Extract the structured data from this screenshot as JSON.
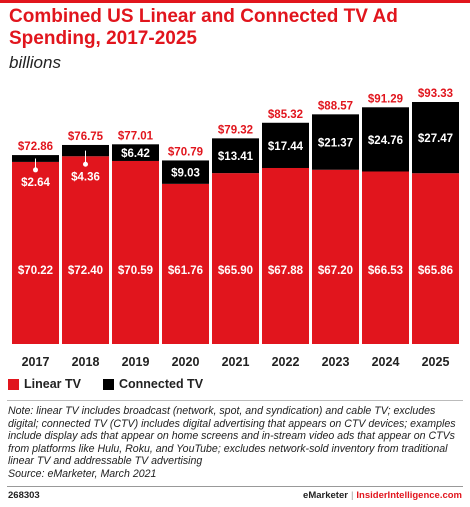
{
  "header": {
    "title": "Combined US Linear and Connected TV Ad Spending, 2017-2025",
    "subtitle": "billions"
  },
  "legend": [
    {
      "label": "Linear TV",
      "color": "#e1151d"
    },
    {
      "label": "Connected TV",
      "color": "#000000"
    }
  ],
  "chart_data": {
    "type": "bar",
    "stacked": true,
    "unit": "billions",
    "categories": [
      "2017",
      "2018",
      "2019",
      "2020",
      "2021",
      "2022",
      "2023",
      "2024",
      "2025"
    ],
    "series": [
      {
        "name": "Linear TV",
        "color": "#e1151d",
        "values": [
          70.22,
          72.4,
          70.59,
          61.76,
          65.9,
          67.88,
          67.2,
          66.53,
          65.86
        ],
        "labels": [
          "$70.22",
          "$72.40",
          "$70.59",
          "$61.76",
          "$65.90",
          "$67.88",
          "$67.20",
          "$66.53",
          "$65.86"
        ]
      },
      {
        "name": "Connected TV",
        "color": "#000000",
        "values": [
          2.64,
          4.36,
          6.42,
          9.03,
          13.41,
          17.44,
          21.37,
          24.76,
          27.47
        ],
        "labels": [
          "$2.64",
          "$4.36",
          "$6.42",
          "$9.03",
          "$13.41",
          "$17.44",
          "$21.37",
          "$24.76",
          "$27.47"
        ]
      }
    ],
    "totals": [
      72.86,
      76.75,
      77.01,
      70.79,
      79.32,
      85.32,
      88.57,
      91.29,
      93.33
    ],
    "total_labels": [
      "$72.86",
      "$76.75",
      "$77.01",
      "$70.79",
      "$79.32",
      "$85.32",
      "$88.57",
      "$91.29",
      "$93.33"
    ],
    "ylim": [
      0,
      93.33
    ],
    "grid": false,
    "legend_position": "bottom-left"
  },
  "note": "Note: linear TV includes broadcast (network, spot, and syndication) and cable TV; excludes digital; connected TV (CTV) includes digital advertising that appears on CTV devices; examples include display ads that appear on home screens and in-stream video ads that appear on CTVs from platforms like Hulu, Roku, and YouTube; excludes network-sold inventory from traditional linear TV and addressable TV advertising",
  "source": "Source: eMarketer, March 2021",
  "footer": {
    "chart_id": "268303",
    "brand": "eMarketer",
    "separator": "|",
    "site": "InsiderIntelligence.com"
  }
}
::::::::::
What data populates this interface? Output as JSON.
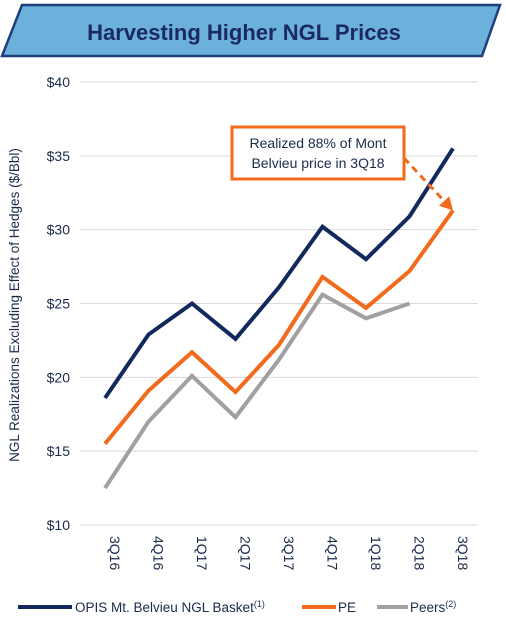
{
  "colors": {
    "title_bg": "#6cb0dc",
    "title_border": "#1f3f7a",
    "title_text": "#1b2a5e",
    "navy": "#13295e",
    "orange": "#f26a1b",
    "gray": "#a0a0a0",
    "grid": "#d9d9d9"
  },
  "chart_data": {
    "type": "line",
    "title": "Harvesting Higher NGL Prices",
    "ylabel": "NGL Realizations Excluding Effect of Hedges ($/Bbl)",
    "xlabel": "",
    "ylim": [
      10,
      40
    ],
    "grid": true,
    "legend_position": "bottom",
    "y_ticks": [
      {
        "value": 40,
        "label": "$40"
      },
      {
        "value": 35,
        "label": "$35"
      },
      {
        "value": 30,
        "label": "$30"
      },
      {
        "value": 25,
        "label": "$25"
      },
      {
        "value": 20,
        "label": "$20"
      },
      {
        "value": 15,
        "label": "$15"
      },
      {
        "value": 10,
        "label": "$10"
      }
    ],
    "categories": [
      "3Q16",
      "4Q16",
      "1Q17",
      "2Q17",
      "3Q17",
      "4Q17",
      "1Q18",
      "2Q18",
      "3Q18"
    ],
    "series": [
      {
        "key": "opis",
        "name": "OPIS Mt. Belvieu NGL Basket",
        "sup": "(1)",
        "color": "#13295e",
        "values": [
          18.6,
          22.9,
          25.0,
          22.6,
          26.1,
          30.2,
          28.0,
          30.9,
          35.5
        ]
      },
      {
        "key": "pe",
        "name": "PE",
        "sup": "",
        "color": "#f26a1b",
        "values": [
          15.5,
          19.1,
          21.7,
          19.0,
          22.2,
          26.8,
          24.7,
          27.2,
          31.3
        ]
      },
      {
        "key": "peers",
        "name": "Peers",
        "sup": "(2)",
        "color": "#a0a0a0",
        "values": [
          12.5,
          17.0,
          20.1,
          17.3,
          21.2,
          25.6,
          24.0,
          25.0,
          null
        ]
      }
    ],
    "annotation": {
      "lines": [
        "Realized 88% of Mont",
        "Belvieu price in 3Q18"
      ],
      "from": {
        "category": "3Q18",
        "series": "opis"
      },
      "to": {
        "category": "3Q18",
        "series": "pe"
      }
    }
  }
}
::::::::::
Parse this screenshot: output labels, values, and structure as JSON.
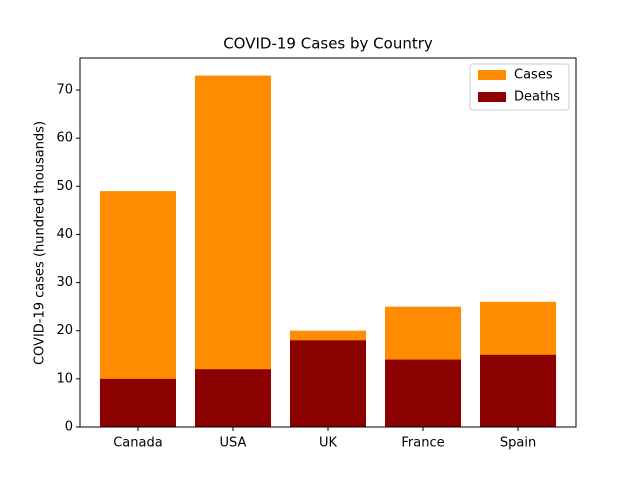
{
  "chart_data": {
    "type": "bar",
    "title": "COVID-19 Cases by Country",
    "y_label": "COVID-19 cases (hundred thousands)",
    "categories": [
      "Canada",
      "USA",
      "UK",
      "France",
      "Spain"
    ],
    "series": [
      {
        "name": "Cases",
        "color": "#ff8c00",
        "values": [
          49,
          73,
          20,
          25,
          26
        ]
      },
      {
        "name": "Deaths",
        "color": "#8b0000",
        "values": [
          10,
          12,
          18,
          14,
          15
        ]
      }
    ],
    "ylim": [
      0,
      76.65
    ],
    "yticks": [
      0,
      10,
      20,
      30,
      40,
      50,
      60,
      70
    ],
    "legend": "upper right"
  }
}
::::::::::
Exercise: Locate the lines above that contain "this" and copy them.

Exercise result:
Extract the structured data from this screenshot as JSON.
What data populates this interface? Output as JSON.
Parse this screenshot: output labels, values, and structure as JSON.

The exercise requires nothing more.